# BRIEF:
Copy the records below exactly as they appear.

# INFORMATION PROVIDED:
----------------
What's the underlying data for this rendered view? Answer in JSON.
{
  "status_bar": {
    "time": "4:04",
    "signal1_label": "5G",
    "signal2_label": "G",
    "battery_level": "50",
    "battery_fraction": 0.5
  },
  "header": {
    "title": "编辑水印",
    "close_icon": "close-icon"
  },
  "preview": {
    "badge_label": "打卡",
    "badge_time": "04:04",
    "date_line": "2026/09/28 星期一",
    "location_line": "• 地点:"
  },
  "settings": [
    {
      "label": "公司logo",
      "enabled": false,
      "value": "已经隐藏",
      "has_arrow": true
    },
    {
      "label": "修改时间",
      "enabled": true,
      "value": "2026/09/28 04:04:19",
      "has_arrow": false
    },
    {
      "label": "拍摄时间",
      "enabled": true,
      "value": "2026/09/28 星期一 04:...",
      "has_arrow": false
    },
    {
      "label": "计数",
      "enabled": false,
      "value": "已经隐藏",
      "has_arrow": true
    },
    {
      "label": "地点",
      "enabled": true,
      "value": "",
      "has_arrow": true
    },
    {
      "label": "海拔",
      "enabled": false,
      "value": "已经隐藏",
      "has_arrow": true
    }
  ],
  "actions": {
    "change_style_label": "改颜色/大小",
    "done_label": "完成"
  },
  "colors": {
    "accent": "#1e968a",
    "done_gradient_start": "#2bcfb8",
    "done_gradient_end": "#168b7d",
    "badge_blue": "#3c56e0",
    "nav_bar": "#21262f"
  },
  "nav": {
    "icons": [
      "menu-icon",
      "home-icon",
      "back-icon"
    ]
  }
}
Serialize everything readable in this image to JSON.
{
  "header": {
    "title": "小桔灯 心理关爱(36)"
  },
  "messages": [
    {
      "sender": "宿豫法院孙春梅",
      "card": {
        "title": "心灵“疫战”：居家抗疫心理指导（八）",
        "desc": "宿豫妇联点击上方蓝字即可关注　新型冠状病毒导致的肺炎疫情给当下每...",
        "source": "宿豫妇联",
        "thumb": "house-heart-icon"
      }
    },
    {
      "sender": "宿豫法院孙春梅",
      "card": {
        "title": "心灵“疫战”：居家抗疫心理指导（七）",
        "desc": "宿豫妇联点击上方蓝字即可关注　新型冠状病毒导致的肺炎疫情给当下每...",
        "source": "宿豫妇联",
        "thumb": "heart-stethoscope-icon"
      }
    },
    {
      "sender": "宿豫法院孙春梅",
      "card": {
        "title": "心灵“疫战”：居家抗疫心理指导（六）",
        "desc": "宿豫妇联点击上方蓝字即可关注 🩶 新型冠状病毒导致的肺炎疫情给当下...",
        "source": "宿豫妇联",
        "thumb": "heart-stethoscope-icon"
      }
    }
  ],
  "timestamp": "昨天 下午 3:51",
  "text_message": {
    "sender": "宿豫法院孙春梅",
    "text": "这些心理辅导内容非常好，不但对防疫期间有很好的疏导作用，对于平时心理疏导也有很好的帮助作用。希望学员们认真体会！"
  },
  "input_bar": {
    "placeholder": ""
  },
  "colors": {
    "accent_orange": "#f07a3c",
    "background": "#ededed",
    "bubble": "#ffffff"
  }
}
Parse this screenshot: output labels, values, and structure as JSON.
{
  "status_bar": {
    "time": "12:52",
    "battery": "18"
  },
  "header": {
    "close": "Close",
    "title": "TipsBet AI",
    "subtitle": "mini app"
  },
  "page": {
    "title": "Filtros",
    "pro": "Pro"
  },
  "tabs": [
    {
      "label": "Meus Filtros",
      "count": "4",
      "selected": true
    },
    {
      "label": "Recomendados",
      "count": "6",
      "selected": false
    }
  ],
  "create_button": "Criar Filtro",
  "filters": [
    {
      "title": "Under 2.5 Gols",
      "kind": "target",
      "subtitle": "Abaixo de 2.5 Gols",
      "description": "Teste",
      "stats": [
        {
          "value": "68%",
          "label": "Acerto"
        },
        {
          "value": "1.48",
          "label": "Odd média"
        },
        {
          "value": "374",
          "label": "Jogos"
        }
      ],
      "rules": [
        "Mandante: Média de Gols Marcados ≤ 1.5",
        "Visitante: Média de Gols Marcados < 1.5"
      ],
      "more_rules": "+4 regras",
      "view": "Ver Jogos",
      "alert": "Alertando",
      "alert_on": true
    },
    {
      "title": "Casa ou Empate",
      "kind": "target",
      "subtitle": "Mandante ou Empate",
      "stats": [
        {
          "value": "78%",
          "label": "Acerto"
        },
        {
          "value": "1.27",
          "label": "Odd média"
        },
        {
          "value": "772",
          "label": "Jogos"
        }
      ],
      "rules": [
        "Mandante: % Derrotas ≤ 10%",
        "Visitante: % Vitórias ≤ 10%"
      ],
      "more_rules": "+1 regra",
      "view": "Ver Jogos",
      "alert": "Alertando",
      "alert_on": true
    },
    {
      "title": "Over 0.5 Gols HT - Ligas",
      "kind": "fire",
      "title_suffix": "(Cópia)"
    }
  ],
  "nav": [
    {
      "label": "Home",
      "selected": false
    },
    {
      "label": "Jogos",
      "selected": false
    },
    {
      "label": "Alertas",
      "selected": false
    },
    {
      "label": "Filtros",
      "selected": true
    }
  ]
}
----------------
# RESULT BELOW:
What's the underlying data for this rendered view? Answer in JSON.
{
  "status_bar": {
    "time": "4:04",
    "signal1_label": "5G",
    "signal2_label": "G",
    "battery_level": "50",
    "battery_fraction": 0.5
  },
  "header": {
    "title": "编辑水印",
    "close_icon": "close-icon"
  },
  "preview": {
    "badge_label": "打卡",
    "badge_time": "04:04",
    "date_line": "2026/09/28 星期一",
    "location_line": "• 地点:"
  },
  "settings": [
    {
      "label": "公司logo",
      "enabled": false,
      "value": "已经隐藏",
      "has_arrow": true
    },
    {
      "label": "修改时间",
      "enabled": true,
      "value": "2026/09/28 04:04:19",
      "has_arrow": false
    },
    {
      "label": "拍摄时间",
      "enabled": true,
      "value": "2026/09/28 星期一 04:...",
      "has_arrow": false
    },
    {
      "label": "计数",
      "enabled": false,
      "value": "已经隐藏",
      "has_arrow": true
    },
    {
      "label": "地点",
      "enabled": true,
      "value": "",
      "has_arrow": true
    },
    {
      "label": "海拔",
      "enabled": false,
      "value": "已经隐藏",
      "has_arrow": true
    }
  ],
  "actions": {
    "change_style_label": "改颜色/大小",
    "done_label": "完成"
  },
  "colors": {
    "accent": "#1e968a",
    "done_gradient_start": "#2bcfb8",
    "done_gradient_end": "#168b7d",
    "badge_blue": "#3c56e0",
    "nav_bar": "#21262f"
  },
  "nav": {
    "icons": [
      "menu-icon",
      "home-icon",
      "back-icon"
    ]
  }
}
Serialize everything readable in this image to JSON.
{
  "header": {
    "title": "小桔灯 心理关爱(36)"
  },
  "messages": [
    {
      "sender": "宿豫法院孙春梅",
      "card": {
        "title": "心灵“疫战”：居家抗疫心理指导（八）",
        "desc": "宿豫妇联点击上方蓝字即可关注　新型冠状病毒导致的肺炎疫情给当下每...",
        "source": "宿豫妇联",
        "thumb": "house-heart-icon"
      }
    },
    {
      "sender": "宿豫法院孙春梅",
      "card": {
        "title": "心灵“疫战”：居家抗疫心理指导（七）",
        "desc": "宿豫妇联点击上方蓝字即可关注　新型冠状病毒导致的肺炎疫情给当下每...",
        "source": "宿豫妇联",
        "thumb": "heart-stethoscope-icon"
      }
    },
    {
      "sender": "宿豫法院孙春梅",
      "card": {
        "title": "心灵“疫战”：居家抗疫心理指导（六）",
        "desc": "宿豫妇联点击上方蓝字即可关注 🩶 新型冠状病毒导致的肺炎疫情给当下...",
        "source": "宿豫妇联",
        "thumb": "heart-stethoscope-icon"
      }
    }
  ],
  "timestamp": "昨天 下午 3:51",
  "text_message": {
    "sender": "宿豫法院孙春梅",
    "text": "这些心理辅导内容非常好，不但对防疫期间有很好的疏导作用，对于平时心理疏导也有很好的帮助作用。希望学员们认真体会！"
  },
  "input_bar": {
    "placeholder": ""
  },
  "colors": {
    "accent_orange": "#f07a3c",
    "background": "#ededed",
    "bubble": "#ffffff"
  }
}
Parse this screenshot: output labels, values, and structure as JSON.
{
  "status_bar": {
    "time": "12:52",
    "battery": "18"
  },
  "header": {
    "close": "Close",
    "title": "TipsBet AI",
    "subtitle": "mini app"
  },
  "page": {
    "title": "Filtros",
    "pro": "Pro"
  },
  "tabs": [
    {
      "label": "Meus Filtros",
      "count": "4",
      "selected": true
    },
    {
      "label": "Recomendados",
      "count": "6",
      "selected": false
    }
  ],
  "create_button": "Criar Filtro",
  "filters": [
    {
      "title": "Under 2.5 Gols",
      "kind": "target",
      "subtitle": "Abaixo de 2.5 Gols",
      "description": "Teste",
      "stats": [
        {
          "value": "68%",
          "label": "Acerto"
        },
        {
          "value": "1.48",
          "label": "Odd média"
        },
        {
          "value": "374",
          "label": "Jogos"
        }
      ],
      "rules": [
        "Mandante: Média de Gols Marcados ≤ 1.5",
        "Visitante: Média de Gols Marcados < 1.5"
      ],
      "more_rules": "+4 regras",
      "view": "Ver Jogos",
      "alert": "Alertando",
      "alert_on": true
    },
    {
      "title": "Casa ou Empate",
      "kind": "target",
      "subtitle": "Mandante ou Empate",
      "stats": [
        {
          "value": "78%",
          "label": "Acerto"
        },
        {
          "value": "1.27",
          "label": "Odd média"
        },
        {
          "value": "772",
          "label": "Jogos"
        }
      ],
      "rules": [
        "Mandante: % Derrotas ≤ 10%",
        "Visitante: % Vitórias ≤ 10%"
      ],
      "more_rules": "+1 regra",
      "view": "Ver Jogos",
      "alert": "Alertando",
      "alert_on": true
    },
    {
      "title": "Over 0.5 Gols HT - Ligas",
      "kind": "fire",
      "title_suffix": "(Cópia)"
    }
  ],
  "nav": [
    {
      "label": "Home",
      "selected": false
    },
    {
      "label": "Jogos",
      "selected": false
    },
    {
      "label": "Alertas",
      "selected": false
    },
    {
      "label": "Filtros",
      "selected": true
    }
  ]
}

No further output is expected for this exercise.